* [Input records]:

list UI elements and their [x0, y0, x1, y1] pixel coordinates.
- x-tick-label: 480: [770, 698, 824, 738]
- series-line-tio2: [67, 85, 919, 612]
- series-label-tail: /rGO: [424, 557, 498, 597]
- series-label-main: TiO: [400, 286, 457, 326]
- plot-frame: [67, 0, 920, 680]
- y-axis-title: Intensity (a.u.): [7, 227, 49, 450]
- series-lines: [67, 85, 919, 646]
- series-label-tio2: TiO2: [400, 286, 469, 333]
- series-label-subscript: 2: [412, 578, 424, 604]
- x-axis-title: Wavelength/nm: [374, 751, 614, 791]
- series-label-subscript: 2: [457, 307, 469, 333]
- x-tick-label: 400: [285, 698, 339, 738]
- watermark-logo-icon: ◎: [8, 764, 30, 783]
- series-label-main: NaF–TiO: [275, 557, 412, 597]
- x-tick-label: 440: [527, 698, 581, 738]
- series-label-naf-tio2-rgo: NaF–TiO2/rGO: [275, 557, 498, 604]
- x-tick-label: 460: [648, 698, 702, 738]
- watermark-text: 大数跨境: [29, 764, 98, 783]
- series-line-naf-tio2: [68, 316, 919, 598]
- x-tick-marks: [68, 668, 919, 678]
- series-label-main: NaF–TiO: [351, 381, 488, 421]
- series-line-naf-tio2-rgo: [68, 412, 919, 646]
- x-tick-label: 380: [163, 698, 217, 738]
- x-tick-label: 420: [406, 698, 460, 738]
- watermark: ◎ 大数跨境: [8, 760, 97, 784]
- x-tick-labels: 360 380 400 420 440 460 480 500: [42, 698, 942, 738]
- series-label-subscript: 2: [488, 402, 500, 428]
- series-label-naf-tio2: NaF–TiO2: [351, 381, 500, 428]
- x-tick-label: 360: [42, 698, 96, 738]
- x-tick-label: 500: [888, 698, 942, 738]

* [What this task involves]:
Edit the listing above, replacing every occurrence of "series-label-subscript" with "series-label-sub" and leaving all other lines and values unchanged.

* [Solution]:
list UI elements and their [x0, y0, x1, y1] pixel coordinates.
- x-tick-label: 480: [770, 698, 824, 738]
- series-line-tio2: [67, 85, 919, 612]
- series-label-tail: /rGO: [424, 557, 498, 597]
- series-label-main: TiO: [400, 286, 457, 326]
- plot-frame: [67, 0, 920, 680]
- y-axis-title: Intensity (a.u.): [7, 227, 49, 450]
- series-lines: [67, 85, 919, 646]
- series-label-tio2: TiO2: [400, 286, 469, 333]
- series-label-sub: 2: [412, 578, 424, 604]
- x-axis-title: Wavelength/nm: [374, 751, 614, 791]
- series-label-sub: 2: [457, 307, 469, 333]
- x-tick-label: 400: [285, 698, 339, 738]
- watermark-logo-icon: ◎: [8, 764, 30, 783]
- series-label-main: NaF–TiO: [275, 557, 412, 597]
- x-tick-label: 440: [527, 698, 581, 738]
- series-label-naf-tio2-rgo: NaF–TiO2/rGO: [275, 557, 498, 604]
- x-tick-label: 460: [648, 698, 702, 738]
- watermark-text: 大数跨境: [29, 764, 98, 783]
- series-line-naf-tio2: [68, 316, 919, 598]
- x-tick-marks: [68, 668, 919, 678]
- series-label-main: NaF–TiO: [351, 381, 488, 421]
- series-line-naf-tio2-rgo: [68, 412, 919, 646]
- x-tick-label: 380: [163, 698, 217, 738]
- x-tick-label: 420: [406, 698, 460, 738]
- watermark: ◎ 大数跨境: [8, 760, 97, 784]
- x-tick-labels: 360 380 400 420 440 460 480 500: [42, 698, 942, 738]
- series-label-sub: 2: [488, 402, 500, 428]
- series-label-naf-tio2: NaF–TiO2: [351, 381, 500, 428]
- x-tick-label: 360: [42, 698, 96, 738]
- x-tick-label: 500: [888, 698, 942, 738]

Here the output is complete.